* Task directions:
Gather up every line that includes the string "shredded".

━━━ Source data

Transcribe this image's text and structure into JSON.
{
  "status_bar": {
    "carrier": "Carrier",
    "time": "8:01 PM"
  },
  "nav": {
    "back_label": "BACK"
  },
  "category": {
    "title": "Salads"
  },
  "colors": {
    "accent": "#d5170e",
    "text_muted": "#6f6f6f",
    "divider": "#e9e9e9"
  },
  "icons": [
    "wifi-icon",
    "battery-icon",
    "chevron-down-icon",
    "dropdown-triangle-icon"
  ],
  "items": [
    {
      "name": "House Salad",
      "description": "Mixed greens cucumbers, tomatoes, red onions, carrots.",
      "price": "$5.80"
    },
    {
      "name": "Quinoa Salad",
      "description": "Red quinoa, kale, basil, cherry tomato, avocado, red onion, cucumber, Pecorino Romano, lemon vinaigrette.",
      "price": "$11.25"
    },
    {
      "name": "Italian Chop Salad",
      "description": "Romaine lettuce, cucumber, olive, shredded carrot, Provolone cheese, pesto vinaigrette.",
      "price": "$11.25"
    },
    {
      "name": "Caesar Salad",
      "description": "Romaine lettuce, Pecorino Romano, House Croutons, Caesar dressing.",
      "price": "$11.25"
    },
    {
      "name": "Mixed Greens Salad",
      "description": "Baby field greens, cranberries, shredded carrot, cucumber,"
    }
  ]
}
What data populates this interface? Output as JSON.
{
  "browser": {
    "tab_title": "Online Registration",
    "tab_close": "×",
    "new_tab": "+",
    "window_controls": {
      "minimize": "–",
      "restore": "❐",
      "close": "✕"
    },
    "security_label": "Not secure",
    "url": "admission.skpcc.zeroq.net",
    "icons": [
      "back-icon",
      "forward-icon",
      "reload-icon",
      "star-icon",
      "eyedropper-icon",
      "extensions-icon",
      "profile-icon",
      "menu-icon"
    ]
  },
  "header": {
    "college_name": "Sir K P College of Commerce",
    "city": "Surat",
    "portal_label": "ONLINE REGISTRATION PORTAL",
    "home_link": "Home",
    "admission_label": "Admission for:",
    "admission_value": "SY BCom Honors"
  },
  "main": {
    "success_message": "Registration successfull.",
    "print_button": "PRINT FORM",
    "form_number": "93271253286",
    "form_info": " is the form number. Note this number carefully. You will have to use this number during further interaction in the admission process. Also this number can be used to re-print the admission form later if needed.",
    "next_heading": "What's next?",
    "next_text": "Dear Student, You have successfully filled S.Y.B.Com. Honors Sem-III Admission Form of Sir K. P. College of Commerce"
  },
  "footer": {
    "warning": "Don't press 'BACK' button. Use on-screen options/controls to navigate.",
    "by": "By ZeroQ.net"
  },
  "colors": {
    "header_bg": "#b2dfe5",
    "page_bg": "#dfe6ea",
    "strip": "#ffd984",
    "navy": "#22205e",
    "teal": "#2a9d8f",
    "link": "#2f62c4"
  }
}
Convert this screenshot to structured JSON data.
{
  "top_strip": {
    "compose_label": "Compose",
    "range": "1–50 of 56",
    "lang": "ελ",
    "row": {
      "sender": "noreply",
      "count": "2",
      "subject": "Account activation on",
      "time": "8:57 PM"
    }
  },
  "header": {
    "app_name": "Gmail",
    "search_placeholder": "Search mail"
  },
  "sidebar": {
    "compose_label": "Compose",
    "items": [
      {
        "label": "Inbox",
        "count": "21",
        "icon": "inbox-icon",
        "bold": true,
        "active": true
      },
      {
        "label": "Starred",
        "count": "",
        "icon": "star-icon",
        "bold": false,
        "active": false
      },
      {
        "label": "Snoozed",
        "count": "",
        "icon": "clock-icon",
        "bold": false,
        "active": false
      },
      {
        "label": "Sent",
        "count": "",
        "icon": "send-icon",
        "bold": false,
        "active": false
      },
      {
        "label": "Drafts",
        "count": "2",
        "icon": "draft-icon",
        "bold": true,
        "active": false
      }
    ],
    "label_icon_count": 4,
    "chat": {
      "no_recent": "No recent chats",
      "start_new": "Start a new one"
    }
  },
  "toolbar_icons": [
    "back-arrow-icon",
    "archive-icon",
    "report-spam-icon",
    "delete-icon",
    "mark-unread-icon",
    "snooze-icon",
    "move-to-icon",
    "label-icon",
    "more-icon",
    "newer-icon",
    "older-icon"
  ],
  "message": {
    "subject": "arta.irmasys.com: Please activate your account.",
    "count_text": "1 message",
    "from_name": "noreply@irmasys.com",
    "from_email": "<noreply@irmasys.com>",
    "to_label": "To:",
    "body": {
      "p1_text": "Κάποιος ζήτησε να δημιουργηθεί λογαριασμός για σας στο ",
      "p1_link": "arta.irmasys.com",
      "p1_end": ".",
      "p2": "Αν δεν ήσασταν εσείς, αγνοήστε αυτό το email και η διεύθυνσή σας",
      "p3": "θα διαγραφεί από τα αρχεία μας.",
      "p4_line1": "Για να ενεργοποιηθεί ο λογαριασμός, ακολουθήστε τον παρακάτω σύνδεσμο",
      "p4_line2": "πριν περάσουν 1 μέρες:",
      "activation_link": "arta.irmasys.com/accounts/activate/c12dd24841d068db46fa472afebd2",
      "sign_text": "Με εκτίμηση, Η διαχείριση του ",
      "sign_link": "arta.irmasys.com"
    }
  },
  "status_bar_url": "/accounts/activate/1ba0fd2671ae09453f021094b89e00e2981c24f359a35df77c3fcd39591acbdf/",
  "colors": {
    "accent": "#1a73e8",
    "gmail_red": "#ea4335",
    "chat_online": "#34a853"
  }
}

━━━━━━

* Result of the exercise:
      "description": "Romaine lettuce, cucumber, olive, shredded carrot, Provolone cheese, pesto vinaigrette.",
      "description": "Baby field greens, cranberries, shredded carrot, cucumber,"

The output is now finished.